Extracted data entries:
---
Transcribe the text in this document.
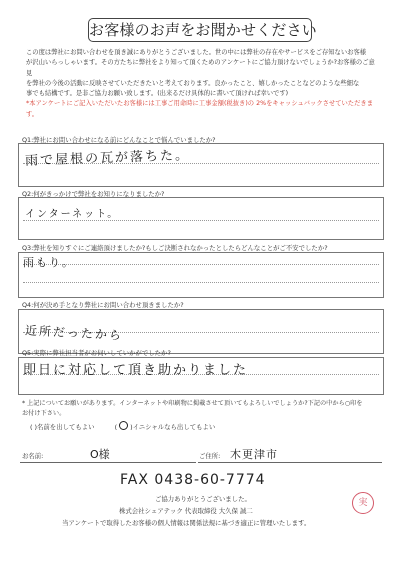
お客様のお声をお聞かせください

この度は弊社にお問い合わせを頂き誠にありがとうございました。世の中には弊社の存在やサービスをご存知ないお客様

が沢山いらっしゃいます。その方たちに弊社をより知って頂くためのアンケートにご協力頂けないでしょうか?お客様のご意見

を弊社の今後の活動に反映させていただきたいと考えております。良かったこと、嬉しかったことなどのような些細な

事でも結構です。是非ご協力お願い致します。(出来るだけ具体的に書いて頂ければ幸いです)

*本アンケートにご記入いただいたお客様には工事ご用命時に工事金額(税抜き)の 2%をキャッシュバックさせていただきます。

Q1:弊社にお問い合わせになる前にどんなことで悩んでいましたか?
雨で屋根の瓦が落ちた。
Q2:何がきっかけで弊社をお知りになりましたか?
インターネット。
Q3:弊社を知りすぐにご連絡頂けましたか?もしご決断されなかったとしたらどんなことがご不安でしたか?
雨もり。
Q4:何が決め手となり弊社にお問い合わせ頂きましたか?
近所だったから
Q5:実際に弊社担当者がお伺いしていかがでしたか?
即日に対応して頂き助かりました

* 上記についてお願いがあります。インターネットや印刷物に掲載させて頂いてもよろしいでしょうか?下記の中から○印を

お付け下さい。

( )名前を出してもよい	( ○ )イニシャルなら出してもよい
お名前:	O様	ご住所: 木更津市
FAX 0438-60-7774
ご協力ありがとうございました。
株式会社シェアテック 代表取締役 大久保 誠二
当アンケートで取得したお客様の個人情報は関係法規に基づき適正に管理いたします。
実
---
WHAT YOU SHOULD DO: Copy out every line of the material above exactly, skipping the pictures.

FULL RESPONSE:
Transcribe the text in this document.
お客様のお声をお聞かせください

この度は弊社にお問い合わせを頂き誠にありがとうございました。世の中には弊社の存在やサービスをご存知ないお客様

が沢山いらっしゃいます。その方たちに弊社をより知って頂くためのアンケートにご協力頂けないでしょうか?お客様のご意見

を弊社の今後の活動に反映させていただきたいと考えております。良かったこと、嬉しかったことなどのような些細な

事でも結構です。是非ご協力お願い致します。(出来るだけ具体的に書いて頂ければ幸いです)

*本アンケートにご記入いただいたお客様には工事ご用命時に工事金額(税抜き)の 2%をキャッシュバックさせていただきます。

Q1:弊社にお問い合わせになる前にどんなことで悩んでいましたか?
雨で屋根の瓦が落ちた。
Q2:何がきっかけで弊社をお知りになりましたか?
インターネット。
Q3:弊社を知りすぐにご連絡頂けましたか?もしご決断されなかったとしたらどんなことがご不安でしたか?
雨もり。
Q4:何が決め手となり弊社にお問い合わせ頂きましたか?
近所だったから
Q5:実際に弊社担当者がお伺いしていかがでしたか?
即日に対応して頂き助かりました

* 上記についてお願いがあります。インターネットや印刷物に掲載させて頂いてもよろしいでしょうか?下記の中から○印を

お付け下さい。

( )名前を出してもよい	( ○ )イニシャルなら出してもよい
お名前:	O様	ご住所: 木更津市
FAX 0438-60-7774
ご協力ありがとうございました。
株式会社シェアテック 代表取締役 大久保 誠二
当アンケートで取得したお客様の個人情報は関係法規に基づき適正に管理いたします。
実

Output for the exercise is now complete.